── BRANO DI LETTURA

Dieci milioni di bambini e adolescenti chiusi in casa per il contagio da Coronavirus, chi sta pensando a loro? “Bisogna mettere al centro dell’agenda politica le nuove generazioni e le loro famiglie“, dice a Memos la sociologa Chiara Saraceno, una dei portavoce dell’Alleanza per l’Infanzia, associazione arcipelago di diverse sigle (dall’Arci alla Cisl, dalla Cgil al Centro per la salute del bambino, alla Cooperativa sociale Dedalus).

Bambini e adolescenti sono il nostro futuro, ma spesso nelle decisioni non sono considerati centrali. Con la crisi sanitaria ed economica legata al coronavirus, i bambini e i ragazzi sono stati tutti riportati nell’alveo delle famiglie e delle loro risorse. Le risorse familiari sono però molto differenziate fra di loro, tra chi ha e chi non ha. In casa c’è chi ha le terrazze e chi no, chi ha spazio per studiare, per ritirarsi e chi no. La chiusura in casa non è la stessa esperienza per tutti i bambini e adolescenti.

────
── ESTRATTI DI DATI

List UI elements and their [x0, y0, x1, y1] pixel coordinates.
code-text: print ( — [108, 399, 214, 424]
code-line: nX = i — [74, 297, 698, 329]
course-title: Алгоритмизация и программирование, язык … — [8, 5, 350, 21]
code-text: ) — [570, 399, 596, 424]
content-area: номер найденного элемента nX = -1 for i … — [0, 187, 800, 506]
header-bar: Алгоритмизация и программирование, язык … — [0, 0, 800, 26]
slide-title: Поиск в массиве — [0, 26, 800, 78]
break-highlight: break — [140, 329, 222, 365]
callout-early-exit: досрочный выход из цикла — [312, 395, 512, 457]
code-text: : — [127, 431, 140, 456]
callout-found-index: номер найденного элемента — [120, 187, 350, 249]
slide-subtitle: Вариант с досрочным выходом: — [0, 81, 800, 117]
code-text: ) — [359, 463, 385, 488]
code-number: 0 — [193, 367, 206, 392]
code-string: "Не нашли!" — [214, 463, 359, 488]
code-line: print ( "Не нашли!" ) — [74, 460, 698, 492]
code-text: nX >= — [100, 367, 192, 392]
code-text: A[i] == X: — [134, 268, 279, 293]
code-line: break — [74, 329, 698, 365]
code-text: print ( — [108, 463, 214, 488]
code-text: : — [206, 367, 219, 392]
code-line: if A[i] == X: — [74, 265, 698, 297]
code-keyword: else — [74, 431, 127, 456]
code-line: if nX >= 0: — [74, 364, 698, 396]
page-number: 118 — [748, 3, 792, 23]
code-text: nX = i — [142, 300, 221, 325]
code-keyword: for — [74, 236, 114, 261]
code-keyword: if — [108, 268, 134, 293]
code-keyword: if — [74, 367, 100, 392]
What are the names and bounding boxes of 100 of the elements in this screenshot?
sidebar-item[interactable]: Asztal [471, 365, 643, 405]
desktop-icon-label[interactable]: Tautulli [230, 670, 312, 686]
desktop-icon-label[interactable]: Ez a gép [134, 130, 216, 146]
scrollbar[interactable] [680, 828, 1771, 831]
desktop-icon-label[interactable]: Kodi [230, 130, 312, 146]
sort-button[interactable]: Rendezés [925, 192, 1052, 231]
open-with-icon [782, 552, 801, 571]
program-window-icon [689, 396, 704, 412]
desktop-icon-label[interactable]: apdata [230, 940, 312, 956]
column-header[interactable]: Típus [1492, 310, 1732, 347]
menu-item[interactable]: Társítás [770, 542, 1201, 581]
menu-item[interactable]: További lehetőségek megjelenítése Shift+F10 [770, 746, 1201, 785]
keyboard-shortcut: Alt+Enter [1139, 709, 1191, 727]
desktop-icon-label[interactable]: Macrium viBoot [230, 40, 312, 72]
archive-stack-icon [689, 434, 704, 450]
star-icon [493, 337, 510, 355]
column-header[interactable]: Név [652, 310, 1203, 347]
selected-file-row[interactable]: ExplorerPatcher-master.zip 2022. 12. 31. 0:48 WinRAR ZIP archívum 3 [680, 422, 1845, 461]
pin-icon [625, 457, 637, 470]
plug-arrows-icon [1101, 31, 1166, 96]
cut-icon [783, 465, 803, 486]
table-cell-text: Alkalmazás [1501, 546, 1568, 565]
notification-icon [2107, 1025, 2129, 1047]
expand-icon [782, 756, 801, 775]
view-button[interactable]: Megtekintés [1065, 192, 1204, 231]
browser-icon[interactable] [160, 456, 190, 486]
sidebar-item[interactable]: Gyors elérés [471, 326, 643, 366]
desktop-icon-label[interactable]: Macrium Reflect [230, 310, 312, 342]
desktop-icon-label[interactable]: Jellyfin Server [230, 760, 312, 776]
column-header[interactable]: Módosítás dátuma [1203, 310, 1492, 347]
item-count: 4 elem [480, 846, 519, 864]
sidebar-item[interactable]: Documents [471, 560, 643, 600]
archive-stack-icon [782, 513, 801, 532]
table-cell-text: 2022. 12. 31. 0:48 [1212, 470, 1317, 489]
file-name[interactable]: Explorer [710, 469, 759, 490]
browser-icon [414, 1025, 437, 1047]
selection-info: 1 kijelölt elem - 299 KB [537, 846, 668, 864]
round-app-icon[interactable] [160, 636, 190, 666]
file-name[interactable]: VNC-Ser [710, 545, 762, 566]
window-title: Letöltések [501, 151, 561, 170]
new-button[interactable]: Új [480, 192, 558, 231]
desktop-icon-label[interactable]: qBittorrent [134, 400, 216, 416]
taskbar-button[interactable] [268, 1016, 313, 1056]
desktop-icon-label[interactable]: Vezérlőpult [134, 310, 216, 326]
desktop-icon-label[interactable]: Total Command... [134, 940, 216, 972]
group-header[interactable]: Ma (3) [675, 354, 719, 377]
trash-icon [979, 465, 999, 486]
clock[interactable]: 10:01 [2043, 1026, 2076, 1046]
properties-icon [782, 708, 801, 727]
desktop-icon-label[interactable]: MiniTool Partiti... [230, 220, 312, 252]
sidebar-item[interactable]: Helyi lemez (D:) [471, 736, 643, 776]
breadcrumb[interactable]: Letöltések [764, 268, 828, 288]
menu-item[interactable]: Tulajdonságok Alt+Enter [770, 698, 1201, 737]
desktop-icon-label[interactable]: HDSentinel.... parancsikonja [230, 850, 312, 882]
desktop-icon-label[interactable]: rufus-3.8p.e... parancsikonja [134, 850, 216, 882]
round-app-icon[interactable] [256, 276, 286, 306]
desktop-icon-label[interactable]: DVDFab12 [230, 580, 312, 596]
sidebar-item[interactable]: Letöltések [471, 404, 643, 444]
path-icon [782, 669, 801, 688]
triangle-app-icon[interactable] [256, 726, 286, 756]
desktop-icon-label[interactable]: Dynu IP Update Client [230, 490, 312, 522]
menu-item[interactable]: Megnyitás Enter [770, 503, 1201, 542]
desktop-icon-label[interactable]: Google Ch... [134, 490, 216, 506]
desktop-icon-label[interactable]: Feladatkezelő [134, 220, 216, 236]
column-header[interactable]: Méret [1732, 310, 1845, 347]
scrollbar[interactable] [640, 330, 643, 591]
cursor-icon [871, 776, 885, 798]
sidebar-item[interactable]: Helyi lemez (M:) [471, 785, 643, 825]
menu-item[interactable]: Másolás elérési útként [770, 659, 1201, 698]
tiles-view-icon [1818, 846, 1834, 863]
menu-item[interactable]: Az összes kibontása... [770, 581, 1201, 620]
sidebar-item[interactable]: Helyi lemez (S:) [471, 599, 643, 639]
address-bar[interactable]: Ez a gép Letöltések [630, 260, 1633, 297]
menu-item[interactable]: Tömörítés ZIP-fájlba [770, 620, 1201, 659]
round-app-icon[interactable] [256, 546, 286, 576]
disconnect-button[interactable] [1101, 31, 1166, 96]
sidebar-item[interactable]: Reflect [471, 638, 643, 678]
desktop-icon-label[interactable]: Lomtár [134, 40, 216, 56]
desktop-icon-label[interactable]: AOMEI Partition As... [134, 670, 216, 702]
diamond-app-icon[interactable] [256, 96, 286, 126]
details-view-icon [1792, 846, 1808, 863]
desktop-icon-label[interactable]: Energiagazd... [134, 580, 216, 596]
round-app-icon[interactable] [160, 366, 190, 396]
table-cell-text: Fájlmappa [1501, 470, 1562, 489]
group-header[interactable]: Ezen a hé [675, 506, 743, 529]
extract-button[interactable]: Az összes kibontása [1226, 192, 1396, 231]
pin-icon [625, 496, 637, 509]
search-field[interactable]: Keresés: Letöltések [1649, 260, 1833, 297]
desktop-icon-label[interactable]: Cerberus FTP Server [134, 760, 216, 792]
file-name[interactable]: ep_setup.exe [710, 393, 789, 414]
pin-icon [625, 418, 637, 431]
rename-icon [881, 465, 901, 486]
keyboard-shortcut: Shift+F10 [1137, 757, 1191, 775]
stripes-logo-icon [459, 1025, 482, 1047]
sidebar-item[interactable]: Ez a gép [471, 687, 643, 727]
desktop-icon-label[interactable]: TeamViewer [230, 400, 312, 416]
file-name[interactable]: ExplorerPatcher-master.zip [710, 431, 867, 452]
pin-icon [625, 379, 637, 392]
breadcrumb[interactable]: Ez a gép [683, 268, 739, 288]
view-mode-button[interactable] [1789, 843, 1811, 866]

────

ESERCIZI
[a] Trascrivi alla lettera il brano sui bambini chiusi in casa, da "Bambini e adolescenti sono" fino a "bambini e adolescenti." compreso.
[b] Nel brano sui bambini chiusi in casa, quanti sono i bambini e gli adolescenti chiusi in casa per il contagio da Coronavirus?
[c] Le seguenti affermazioni concordano con il brano sui bambini chiusi in casa? (i) Chiara Saraceno è una sociologa. (ii) Le risorse familiari sono uguali per tutti. (iii) La chiusura in casa è la stessa esperienza per tutti i bambini e adolescenti.
L'elenco è materiale a sé, distinto dal brano.

SOLUZIONI DETTAGLIATE
[a]
Bambini e adolescenti sono il nostro futuro, ma spesso nelle decisioni non sono considerati centrali. Con la crisi sanitaria ed economica legata al coronavirus, i bambini e i ragazzi sono stati tutti riportati nell’alveo delle famiglie e delle loro risorse. Le risorse familiari sono però molto differenziate fra di loro, tra chi ha e chi non ha. In casa c’è chi ha le terrazze e chi no, chi ha spazio per studiare, per ritirarsi e chi no. La chiusura in casa non è la stessa esperienza per tutti i bambini e adolescenti.

[b] Dieci milioni.

[c]
(i) Sì: "dice a Memos la sociologa Chiara Saraceno".
(ii) No: "Le risorse familiari sono però molto differenziate fra di loro".
(iii) No: "La chiusura in casa non è la stessa esperienza per tutti i bambini e adolescenti."